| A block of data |

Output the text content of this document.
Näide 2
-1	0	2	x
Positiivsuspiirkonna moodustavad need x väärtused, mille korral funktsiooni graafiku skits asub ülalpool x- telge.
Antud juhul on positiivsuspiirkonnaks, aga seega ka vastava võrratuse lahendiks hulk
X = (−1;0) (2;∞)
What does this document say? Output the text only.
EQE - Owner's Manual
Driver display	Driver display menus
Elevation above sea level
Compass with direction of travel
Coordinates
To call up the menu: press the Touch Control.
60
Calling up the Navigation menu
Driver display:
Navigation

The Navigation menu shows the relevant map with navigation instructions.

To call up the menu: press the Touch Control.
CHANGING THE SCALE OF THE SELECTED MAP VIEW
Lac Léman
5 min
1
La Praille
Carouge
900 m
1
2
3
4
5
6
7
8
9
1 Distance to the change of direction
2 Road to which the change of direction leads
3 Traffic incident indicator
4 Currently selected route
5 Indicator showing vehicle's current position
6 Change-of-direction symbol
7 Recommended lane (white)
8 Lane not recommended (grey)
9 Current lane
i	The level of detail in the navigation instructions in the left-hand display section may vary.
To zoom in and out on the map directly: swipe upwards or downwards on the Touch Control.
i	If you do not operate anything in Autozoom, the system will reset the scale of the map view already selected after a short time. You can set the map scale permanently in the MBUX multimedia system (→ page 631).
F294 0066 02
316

* * *

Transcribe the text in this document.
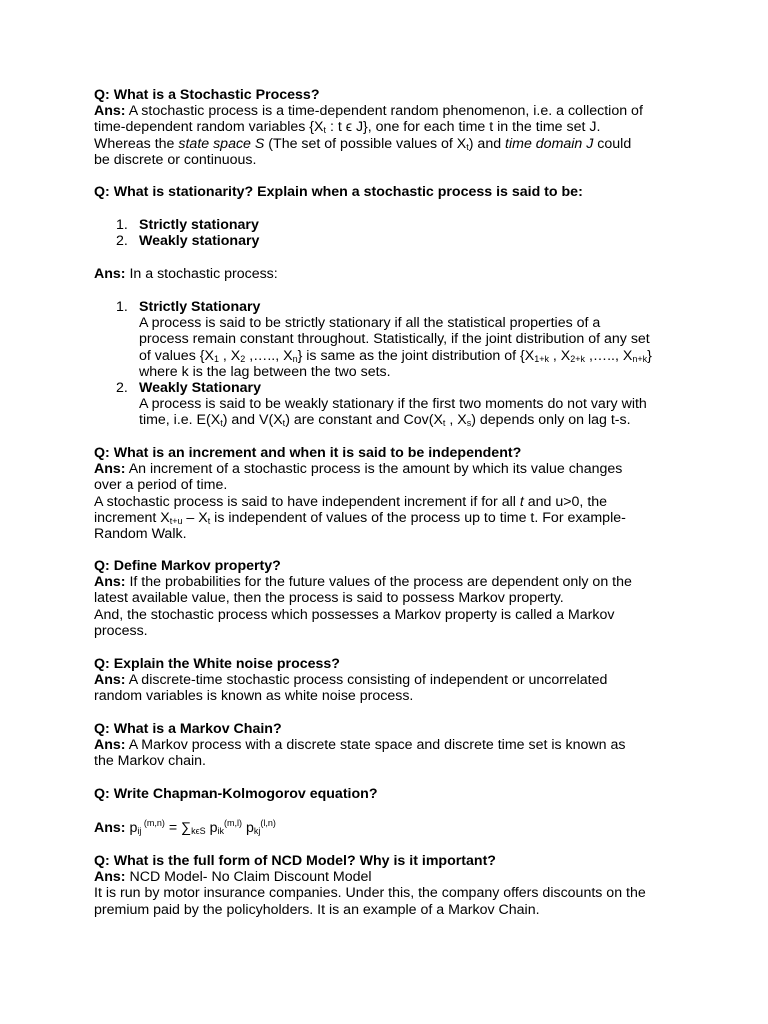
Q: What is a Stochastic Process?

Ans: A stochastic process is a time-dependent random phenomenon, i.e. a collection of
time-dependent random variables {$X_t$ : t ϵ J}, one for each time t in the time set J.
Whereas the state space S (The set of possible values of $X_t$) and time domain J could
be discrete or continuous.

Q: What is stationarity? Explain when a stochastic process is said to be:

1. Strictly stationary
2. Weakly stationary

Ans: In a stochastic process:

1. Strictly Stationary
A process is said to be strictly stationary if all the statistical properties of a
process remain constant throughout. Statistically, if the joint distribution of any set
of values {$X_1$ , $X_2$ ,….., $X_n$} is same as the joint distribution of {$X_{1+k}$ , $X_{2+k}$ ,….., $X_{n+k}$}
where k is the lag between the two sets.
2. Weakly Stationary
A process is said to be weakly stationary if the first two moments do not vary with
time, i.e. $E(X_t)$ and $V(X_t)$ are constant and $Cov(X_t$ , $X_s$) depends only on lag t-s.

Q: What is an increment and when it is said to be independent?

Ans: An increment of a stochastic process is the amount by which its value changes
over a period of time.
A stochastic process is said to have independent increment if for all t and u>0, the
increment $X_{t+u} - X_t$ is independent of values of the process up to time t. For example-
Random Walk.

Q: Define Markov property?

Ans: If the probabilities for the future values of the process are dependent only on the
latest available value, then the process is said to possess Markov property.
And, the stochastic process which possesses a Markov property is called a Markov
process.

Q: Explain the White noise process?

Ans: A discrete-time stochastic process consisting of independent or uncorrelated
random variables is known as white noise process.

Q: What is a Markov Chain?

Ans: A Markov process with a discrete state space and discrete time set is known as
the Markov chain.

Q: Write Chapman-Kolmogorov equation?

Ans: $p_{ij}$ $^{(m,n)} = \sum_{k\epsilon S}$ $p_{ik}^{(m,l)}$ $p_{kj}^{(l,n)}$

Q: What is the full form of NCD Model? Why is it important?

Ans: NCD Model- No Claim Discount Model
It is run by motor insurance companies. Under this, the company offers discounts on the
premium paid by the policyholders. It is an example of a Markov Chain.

* * *

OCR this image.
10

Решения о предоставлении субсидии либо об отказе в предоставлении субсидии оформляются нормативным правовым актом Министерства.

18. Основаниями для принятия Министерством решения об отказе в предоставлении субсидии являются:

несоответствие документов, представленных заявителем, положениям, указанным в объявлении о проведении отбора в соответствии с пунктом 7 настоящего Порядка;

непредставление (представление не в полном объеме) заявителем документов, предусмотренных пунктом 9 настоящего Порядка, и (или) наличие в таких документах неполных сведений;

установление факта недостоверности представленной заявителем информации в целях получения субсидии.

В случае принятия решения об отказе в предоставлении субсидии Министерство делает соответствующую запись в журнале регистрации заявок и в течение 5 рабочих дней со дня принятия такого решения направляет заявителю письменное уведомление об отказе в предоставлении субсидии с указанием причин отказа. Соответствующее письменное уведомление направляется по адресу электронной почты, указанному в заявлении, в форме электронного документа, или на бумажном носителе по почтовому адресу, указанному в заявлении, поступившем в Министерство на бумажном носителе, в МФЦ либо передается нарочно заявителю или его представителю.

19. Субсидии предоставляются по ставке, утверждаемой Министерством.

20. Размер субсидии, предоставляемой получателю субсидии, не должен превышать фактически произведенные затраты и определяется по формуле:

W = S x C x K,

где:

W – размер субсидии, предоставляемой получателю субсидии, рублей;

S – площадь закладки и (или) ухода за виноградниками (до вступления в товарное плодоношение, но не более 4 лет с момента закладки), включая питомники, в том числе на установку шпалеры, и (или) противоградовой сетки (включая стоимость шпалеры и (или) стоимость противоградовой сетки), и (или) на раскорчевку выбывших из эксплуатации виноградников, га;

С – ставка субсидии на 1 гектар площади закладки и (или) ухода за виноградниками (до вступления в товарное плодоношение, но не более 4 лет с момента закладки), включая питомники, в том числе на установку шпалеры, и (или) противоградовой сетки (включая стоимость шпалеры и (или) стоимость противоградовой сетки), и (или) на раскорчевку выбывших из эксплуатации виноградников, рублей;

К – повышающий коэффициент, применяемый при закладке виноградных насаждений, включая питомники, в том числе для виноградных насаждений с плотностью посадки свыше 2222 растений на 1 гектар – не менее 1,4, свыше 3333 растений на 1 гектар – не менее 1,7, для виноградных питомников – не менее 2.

| Written request |
Scan the lines for the string "плодоношение". Copy out each line that matches.

| Expected answer |
S – площадь закладки и (или) ухода за виноградниками (до вступления в товарное плодоношение, но не более 4 лет с момента закладки), включая питомники, в том числе на установку шпалеры, и (или) противоградовой сетки (включая стоимость шпалеры и (или) стоимость противоградовой сетки), и (или) на раскорчевку выбывших из эксплуатации виноградников, га;
С – ставка субсидии на 1 гектар площади закладки и (или) ухода за виноградниками (до вступления в товарное плодоношение, но не более 4 лет с момента закладки), включая питомники, в том числе на установку шпалеры, и (или) противоградовой сетки (включая стоимость шпалеры и (или) стоимость противоградовой сетки), и (или) на раскорчевку выбывших из эксплуатации виноградников, рублей;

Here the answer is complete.